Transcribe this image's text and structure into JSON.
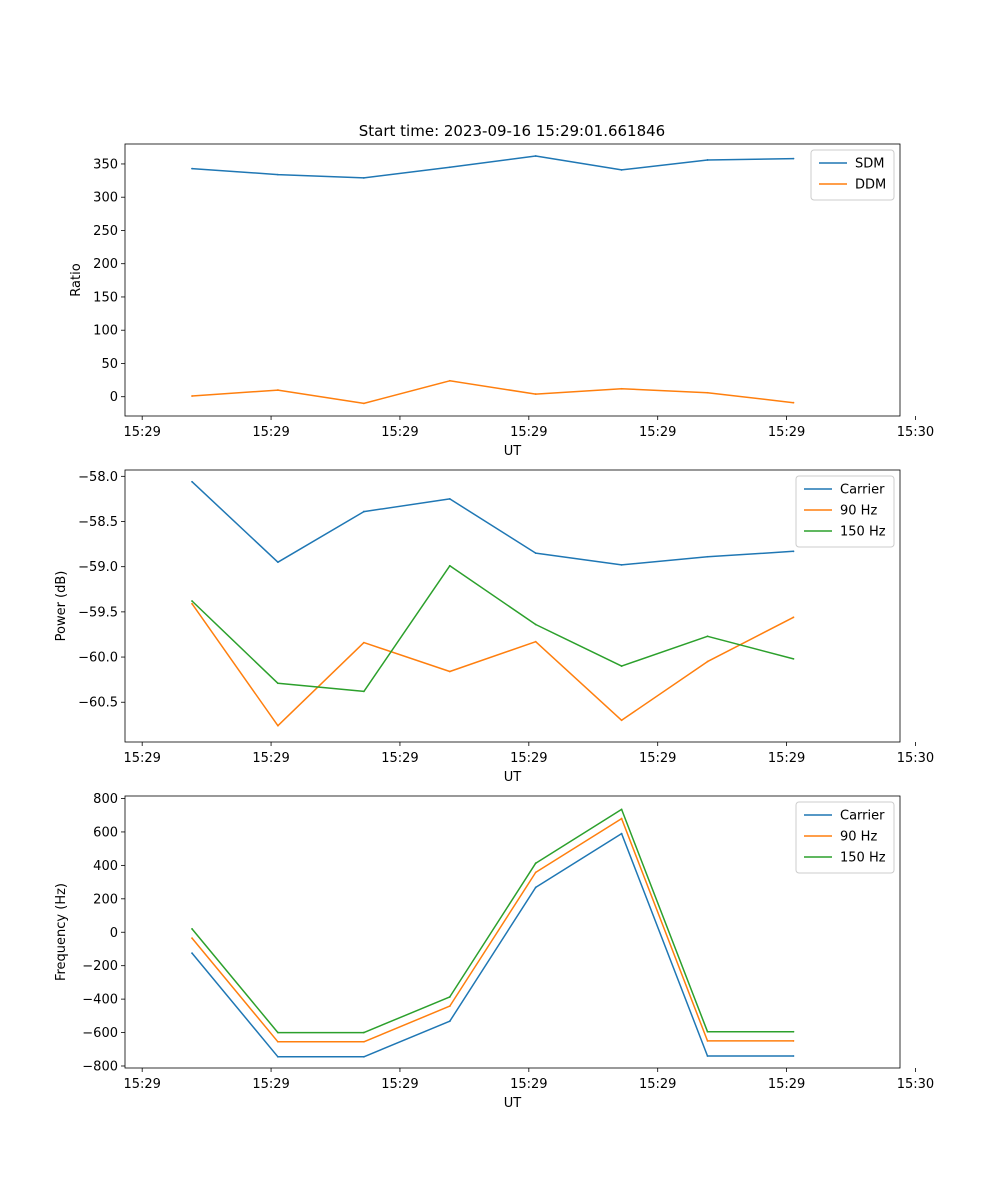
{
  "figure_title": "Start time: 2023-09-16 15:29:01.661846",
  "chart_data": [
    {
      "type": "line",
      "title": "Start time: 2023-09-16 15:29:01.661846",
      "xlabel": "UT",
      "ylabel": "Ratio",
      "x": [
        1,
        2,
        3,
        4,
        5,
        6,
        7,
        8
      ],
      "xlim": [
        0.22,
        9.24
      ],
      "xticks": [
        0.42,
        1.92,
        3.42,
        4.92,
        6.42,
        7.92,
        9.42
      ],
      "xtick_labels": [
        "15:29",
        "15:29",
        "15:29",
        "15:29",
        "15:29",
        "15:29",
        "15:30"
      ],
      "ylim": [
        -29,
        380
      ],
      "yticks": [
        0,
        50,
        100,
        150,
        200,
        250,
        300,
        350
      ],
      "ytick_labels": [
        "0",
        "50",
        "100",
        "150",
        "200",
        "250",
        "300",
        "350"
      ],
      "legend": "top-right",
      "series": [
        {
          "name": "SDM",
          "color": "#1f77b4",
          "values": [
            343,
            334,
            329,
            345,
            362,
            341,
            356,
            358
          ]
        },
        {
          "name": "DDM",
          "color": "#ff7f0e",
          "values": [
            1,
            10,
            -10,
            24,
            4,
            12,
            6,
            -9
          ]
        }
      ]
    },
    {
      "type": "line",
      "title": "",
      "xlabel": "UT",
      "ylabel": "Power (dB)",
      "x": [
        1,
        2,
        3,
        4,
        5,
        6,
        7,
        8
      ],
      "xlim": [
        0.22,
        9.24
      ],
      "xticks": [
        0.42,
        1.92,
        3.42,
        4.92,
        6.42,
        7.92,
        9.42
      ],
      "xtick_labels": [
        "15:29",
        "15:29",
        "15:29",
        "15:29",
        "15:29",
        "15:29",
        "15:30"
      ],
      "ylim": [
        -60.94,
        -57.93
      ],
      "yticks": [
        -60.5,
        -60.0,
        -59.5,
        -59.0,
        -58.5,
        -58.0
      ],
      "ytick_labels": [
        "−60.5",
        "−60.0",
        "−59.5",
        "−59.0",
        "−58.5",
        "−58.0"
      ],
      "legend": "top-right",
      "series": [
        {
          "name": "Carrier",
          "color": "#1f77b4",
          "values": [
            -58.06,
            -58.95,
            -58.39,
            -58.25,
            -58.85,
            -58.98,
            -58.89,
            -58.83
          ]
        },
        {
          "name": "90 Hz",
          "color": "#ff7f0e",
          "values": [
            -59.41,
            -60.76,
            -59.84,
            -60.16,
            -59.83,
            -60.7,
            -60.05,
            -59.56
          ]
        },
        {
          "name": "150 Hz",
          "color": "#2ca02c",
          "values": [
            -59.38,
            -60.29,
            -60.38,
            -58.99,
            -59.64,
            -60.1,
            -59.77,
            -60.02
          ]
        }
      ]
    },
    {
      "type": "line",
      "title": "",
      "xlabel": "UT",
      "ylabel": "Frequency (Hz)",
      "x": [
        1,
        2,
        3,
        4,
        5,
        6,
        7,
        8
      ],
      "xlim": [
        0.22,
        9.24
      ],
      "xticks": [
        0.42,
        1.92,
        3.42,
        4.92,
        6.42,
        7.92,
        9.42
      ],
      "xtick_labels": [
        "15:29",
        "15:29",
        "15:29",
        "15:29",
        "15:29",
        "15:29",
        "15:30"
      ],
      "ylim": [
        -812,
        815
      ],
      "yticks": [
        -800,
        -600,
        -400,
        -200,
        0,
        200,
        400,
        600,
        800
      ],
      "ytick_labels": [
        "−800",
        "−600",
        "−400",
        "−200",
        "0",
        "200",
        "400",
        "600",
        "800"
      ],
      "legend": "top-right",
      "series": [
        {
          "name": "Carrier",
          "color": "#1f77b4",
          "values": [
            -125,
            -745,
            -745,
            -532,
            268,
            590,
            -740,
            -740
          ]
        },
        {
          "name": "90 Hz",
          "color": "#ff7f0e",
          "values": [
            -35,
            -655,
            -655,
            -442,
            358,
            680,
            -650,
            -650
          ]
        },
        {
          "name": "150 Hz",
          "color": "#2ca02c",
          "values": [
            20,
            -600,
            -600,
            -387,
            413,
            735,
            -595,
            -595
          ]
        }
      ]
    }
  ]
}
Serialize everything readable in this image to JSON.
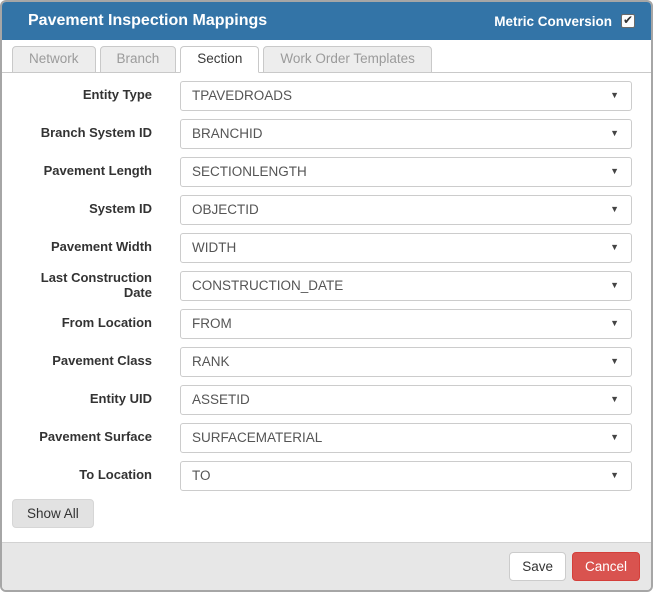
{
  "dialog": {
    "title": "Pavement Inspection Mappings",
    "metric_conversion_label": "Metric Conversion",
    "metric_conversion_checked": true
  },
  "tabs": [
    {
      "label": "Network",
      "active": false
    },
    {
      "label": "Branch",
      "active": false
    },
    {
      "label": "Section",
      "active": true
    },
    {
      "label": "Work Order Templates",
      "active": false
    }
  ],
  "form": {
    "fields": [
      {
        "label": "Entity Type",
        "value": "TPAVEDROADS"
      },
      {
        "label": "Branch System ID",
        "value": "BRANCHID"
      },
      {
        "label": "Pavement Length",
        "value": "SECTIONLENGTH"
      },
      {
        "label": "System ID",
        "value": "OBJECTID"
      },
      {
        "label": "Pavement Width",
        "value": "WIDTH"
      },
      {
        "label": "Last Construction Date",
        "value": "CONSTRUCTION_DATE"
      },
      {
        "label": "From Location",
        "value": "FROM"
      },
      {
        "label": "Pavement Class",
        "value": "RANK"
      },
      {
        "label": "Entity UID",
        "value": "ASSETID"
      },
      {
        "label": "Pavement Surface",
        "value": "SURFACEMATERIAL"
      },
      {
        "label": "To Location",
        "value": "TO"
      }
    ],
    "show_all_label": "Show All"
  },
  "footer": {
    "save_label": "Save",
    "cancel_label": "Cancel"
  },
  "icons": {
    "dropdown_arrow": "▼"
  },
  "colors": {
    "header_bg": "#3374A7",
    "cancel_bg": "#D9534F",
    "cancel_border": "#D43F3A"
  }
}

==========

Reproduce every entry exactly, but omit each picture.

§ **Solved problem**
Transcribe this image's text and structure into JSON.
{
  "figure_title": "Start time: 2023-09-16 15:29:01.661846",
  "chart_data": [
    {
      "type": "line",
      "title": "Start time: 2023-09-16 15:29:01.661846",
      "xlabel": "UT",
      "ylabel": "Ratio",
      "x": [
        1,
        2,
        3,
        4,
        5,
        6,
        7,
        8
      ],
      "xlim": [
        0.22,
        9.24
      ],
      "xticks": [
        0.42,
        1.92,
        3.42,
        4.92,
        6.42,
        7.92,
        9.42
      ],
      "xtick_labels": [
        "15:29",
        "15:29",
        "15:29",
        "15:29",
        "15:29",
        "15:29",
        "15:30"
      ],
      "ylim": [
        -29,
        380
      ],
      "yticks": [
        0,
        50,
        100,
        150,
        200,
        250,
        300,
        350
      ],
      "ytick_labels": [
        "0",
        "50",
        "100",
        "150",
        "200",
        "250",
        "300",
        "350"
      ],
      "legend": "top-right",
      "series": [
        {
          "name": "SDM",
          "color": "#1f77b4",
          "values": [
            343,
            334,
            329,
            345,
            362,
            341,
            356,
            358
          ]
        },
        {
          "name": "DDM",
          "color": "#ff7f0e",
          "values": [
            1,
            10,
            -10,
            24,
            4,
            12,
            6,
            -9
          ]
        }
      ]
    },
    {
      "type": "line",
      "title": "",
      "xlabel": "UT",
      "ylabel": "Power (dB)",
      "x": [
        1,
        2,
        3,
        4,
        5,
        6,
        7,
        8
      ],
      "xlim": [
        0.22,
        9.24
      ],
      "xticks": [
        0.42,
        1.92,
        3.42,
        4.92,
        6.42,
        7.92,
        9.42
      ],
      "xtick_labels": [
        "15:29",
        "15:29",
        "15:29",
        "15:29",
        "15:29",
        "15:29",
        "15:30"
      ],
      "ylim": [
        -60.94,
        -57.93
      ],
      "yticks": [
        -60.5,
        -60.0,
        -59.5,
        -59.0,
        -58.5,
        -58.0
      ],
      "ytick_labels": [
        "−60.5",
        "−60.0",
        "−59.5",
        "−59.0",
        "−58.5",
        "−58.0"
      ],
      "legend": "top-right",
      "series": [
        {
          "name": "Carrier",
          "color": "#1f77b4",
          "values": [
            -58.06,
            -58.95,
            -58.39,
            -58.25,
            -58.85,
            -58.98,
            -58.89,
            -58.83
          ]
        },
        {
          "name": "90 Hz",
          "color": "#ff7f0e",
          "values": [
            -59.41,
            -60.76,
            -59.84,
            -60.16,
            -59.83,
            -60.7,
            -60.05,
            -59.56
          ]
        },
        {
          "name": "150 Hz",
          "color": "#2ca02c",
          "values": [
            -59.38,
            -60.29,
            -60.38,
            -58.99,
            -59.64,
            -60.1,
            -59.77,
            -60.02
          ]
        }
      ]
    },
    {
      "type": "line",
      "title": "",
      "xlabel": "UT",
      "ylabel": "Frequency (Hz)",
      "x": [
        1,
        2,
        3,
        4,
        5,
        6,
        7,
        8
      ],
      "xlim": [
        0.22,
        9.24
      ],
      "xticks": [
        0.42,
        1.92,
        3.42,
        4.92,
        6.42,
        7.92,
        9.42
      ],
      "xtick_labels": [
        "15:29",
        "15:29",
        "15:29",
        "15:29",
        "15:29",
        "15:29",
        "15:30"
      ],
      "ylim": [
        -812,
        815
      ],
      "yticks": [
        -800,
        -600,
        -400,
        -200,
        0,
        200,
        400,
        600,
        800
      ],
      "ytick_labels": [
        "−800",
        "−600",
        "−400",
        "−200",
        "0",
        "200",
        "400",
        "600",
        "800"
      ],
      "legend": "top-right",
      "series": [
        {
          "name": "Carrier",
          "color": "#1f77b4",
          "values": [
            -125,
            -745,
            -745,
            -532,
            268,
            590,
            -740,
            -740
          ]
        },
        {
          "name": "90 Hz",
          "color": "#ff7f0e",
          "values": [
            -35,
            -655,
            -655,
            -442,
            358,
            680,
            -650,
            -650
          ]
        },
        {
          "name": "150 Hz",
          "color": "#2ca02c",
          "values": [
            20,
            -600,
            -600,
            -387,
            413,
            735,
            -595,
            -595
          ]
        }
      ]
    }
  ]
}
Serialize everything readable in this image to JSON.
{
  "dialog": {
    "title": "Pavement Inspection Mappings",
    "metric_conversion_label": "Metric Conversion",
    "metric_conversion_checked": true
  },
  "tabs": [
    {
      "label": "Network",
      "active": false
    },
    {
      "label": "Branch",
      "active": false
    },
    {
      "label": "Section",
      "active": true
    },
    {
      "label": "Work Order Templates",
      "active": false
    }
  ],
  "form": {
    "fields": [
      {
        "label": "Entity Type",
        "value": "TPAVEDROADS"
      },
      {
        "label": "Branch System ID",
        "value": "BRANCHID"
      },
      {
        "label": "Pavement Length",
        "value": "SECTIONLENGTH"
      },
      {
        "label": "System ID",
        "value": "OBJECTID"
      },
      {
        "label": "Pavement Width",
        "value": "WIDTH"
      },
      {
        "label": "Last Construction Date",
        "value": "CONSTRUCTION_DATE"
      },
      {
        "label": "From Location",
        "value": "FROM"
      },
      {
        "label": "Pavement Class",
        "value": "RANK"
      },
      {
        "label": "Entity UID",
        "value": "ASSETID"
      },
      {
        "label": "Pavement Surface",
        "value": "SURFACEMATERIAL"
      },
      {
        "label": "To Location",
        "value": "TO"
      }
    ],
    "show_all_label": "Show All"
  },
  "footer": {
    "save_label": "Save",
    "cancel_label": "Cancel"
  },
  "icons": {
    "dropdown_arrow": "▼"
  },
  "colors": {
    "header_bg": "#3374A7",
    "cancel_bg": "#D9534F",
    "cancel_border": "#D43F3A"
  }
}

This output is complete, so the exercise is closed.